— start of Source records —
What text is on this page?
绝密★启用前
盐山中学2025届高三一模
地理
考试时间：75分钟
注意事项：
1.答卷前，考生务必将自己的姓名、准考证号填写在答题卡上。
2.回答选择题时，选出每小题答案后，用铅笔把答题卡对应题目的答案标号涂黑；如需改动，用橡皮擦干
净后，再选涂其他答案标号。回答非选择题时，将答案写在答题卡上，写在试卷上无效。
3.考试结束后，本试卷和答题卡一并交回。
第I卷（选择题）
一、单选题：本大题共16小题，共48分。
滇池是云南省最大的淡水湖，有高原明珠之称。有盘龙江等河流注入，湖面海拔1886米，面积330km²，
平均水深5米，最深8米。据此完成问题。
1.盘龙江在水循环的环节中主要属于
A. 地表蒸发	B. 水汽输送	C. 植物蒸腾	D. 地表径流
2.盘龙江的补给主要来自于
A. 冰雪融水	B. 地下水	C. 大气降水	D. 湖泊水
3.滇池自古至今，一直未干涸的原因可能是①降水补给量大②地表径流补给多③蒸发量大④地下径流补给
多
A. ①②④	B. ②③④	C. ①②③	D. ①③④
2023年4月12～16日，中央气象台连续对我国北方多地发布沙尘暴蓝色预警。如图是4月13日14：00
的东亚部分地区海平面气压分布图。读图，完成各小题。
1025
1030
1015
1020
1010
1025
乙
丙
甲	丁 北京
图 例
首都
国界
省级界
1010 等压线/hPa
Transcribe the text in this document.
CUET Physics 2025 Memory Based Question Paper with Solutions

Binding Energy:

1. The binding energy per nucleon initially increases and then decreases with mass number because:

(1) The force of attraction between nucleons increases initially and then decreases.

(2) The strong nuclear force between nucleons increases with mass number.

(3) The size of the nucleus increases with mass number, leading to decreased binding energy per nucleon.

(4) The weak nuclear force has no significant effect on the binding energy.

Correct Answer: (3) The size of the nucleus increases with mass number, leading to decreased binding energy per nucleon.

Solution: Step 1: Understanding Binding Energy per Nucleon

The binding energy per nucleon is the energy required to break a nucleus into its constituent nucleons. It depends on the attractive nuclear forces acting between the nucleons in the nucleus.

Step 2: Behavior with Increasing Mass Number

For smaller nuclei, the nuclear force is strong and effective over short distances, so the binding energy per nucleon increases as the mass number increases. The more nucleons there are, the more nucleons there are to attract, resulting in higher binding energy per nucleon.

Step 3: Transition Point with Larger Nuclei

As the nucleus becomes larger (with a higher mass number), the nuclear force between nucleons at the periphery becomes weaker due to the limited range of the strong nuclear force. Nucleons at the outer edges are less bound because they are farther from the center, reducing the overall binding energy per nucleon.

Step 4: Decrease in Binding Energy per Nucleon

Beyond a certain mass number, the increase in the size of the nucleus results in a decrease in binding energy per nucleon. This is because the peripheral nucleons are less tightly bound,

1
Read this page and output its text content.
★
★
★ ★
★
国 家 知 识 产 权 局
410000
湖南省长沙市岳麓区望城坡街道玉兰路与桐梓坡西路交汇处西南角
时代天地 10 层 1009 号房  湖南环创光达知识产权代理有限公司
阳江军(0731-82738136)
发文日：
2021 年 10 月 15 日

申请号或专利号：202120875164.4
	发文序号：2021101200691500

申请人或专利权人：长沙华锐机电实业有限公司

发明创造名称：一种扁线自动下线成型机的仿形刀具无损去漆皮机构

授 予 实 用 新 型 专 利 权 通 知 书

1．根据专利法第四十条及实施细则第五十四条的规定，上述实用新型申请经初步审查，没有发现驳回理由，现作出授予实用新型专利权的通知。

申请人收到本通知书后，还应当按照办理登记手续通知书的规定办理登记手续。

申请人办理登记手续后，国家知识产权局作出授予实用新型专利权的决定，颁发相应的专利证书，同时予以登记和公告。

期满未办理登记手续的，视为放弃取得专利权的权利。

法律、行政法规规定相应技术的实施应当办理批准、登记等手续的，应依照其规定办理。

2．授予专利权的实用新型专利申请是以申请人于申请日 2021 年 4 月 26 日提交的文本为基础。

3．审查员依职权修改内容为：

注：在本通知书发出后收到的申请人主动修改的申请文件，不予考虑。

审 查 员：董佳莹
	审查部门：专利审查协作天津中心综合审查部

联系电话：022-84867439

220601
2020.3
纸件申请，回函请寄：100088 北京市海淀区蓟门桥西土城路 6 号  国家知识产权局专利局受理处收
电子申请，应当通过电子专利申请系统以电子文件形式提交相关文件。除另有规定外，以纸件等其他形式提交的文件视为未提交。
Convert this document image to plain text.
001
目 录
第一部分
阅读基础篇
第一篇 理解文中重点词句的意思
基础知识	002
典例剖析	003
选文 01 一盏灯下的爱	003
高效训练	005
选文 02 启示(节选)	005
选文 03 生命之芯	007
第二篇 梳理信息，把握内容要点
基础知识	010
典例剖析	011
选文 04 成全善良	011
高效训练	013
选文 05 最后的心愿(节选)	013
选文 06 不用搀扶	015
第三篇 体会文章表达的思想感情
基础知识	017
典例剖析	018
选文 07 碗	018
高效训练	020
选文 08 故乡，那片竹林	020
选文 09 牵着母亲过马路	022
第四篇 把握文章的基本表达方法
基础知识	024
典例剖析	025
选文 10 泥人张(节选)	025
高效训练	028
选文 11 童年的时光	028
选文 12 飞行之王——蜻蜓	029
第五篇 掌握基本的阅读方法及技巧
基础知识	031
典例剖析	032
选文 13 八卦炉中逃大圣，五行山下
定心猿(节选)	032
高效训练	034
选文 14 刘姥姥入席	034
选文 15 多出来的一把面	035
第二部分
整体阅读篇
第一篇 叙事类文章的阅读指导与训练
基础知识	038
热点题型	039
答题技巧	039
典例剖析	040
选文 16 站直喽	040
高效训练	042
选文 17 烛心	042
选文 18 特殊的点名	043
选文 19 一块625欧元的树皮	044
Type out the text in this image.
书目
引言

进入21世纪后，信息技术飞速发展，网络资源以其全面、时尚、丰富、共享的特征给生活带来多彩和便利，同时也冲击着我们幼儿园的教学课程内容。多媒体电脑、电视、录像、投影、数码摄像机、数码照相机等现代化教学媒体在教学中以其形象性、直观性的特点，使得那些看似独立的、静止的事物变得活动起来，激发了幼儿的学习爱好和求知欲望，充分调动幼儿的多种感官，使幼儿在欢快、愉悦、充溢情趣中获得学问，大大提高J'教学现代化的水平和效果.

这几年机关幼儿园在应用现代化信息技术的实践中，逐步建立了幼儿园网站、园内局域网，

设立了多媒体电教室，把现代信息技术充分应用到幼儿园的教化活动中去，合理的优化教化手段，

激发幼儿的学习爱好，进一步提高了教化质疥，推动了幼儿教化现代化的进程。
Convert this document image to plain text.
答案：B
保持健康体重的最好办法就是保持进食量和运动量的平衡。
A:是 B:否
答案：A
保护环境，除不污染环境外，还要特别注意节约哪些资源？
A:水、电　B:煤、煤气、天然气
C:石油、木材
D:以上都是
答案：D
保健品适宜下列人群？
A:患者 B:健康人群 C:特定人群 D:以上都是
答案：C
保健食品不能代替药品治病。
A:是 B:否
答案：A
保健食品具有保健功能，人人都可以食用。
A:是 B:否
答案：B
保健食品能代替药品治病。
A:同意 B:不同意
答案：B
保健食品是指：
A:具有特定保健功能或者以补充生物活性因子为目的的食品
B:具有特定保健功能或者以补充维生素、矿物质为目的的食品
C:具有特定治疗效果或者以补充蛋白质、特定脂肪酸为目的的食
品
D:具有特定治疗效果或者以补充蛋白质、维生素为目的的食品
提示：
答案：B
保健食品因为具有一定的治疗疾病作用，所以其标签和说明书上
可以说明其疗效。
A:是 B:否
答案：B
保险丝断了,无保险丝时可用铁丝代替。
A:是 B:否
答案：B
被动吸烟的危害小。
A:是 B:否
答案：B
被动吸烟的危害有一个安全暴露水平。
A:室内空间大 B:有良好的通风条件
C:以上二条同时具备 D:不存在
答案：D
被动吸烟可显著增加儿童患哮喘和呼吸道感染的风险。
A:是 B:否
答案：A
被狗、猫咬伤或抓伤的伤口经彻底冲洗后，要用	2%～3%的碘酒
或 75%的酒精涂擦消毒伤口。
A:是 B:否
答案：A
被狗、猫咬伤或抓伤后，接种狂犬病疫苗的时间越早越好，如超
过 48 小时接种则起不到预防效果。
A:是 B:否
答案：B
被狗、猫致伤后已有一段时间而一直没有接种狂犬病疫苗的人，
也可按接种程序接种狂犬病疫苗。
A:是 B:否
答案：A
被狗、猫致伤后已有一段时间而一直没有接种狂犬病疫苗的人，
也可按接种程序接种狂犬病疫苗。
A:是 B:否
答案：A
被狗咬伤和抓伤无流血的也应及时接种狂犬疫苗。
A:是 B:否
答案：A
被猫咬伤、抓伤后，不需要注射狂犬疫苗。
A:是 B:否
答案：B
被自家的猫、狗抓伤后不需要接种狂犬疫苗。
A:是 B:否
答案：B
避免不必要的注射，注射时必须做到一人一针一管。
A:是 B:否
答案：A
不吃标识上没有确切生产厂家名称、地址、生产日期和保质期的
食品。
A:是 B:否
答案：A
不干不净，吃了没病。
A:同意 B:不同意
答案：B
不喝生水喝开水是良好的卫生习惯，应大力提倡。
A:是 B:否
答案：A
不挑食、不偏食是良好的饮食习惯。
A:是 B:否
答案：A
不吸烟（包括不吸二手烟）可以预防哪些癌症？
— end of Source records —
■ Given request ■
Only the number is wanted: how many lines of these entries contain the string "between"?

■ Output of the task ■
4